** Start **

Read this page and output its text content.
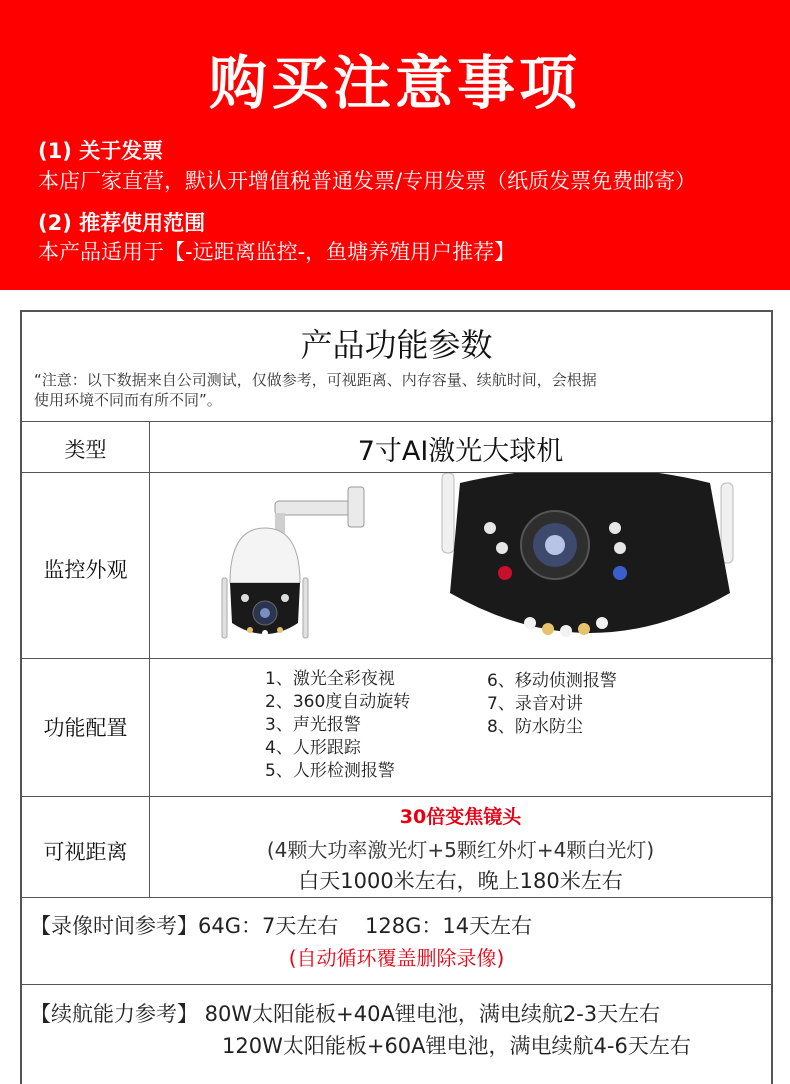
购买注意事项
(1) 关于发票
本店厂家直营，默认开增值税普通发票/专用发票（纸质发票免费邮寄）
(2) 推荐使用范围
本产品适用于【-远距离监控-，鱼塘养殖用户推荐】
产品功能参数
“注意：以下数据来自公司测试，仅做参考，可视距离、内存容量、续航时间，会根据
使用环境不同而有所不同”。
类型	7寸AI激光大球机
监控外观
功能配置
1、激光全彩夜视
2、360度自动旋转
3、声光报警
4、人形跟踪
5、人形检测报警
6、移动侦测报警
7、录音对讲
8、防水防尘
可视距离
30倍变焦镜头
(4颗大功率激光灯+5颗红外灯+4颗白光灯)
白天1000米左右，晚上180米左右
【录像时间参考】64G：7天左右    128G：14天左右
(自动循环覆盖删除录像)
【续航能力参考】 80W太阳能板+40A锂电池，满电续航2-3天左右
120W太阳能板+60A锂电池，满电续航4-6天左右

** End **

Using the records above, say how many lines include the string "可视距离". Only the number is wanted.

2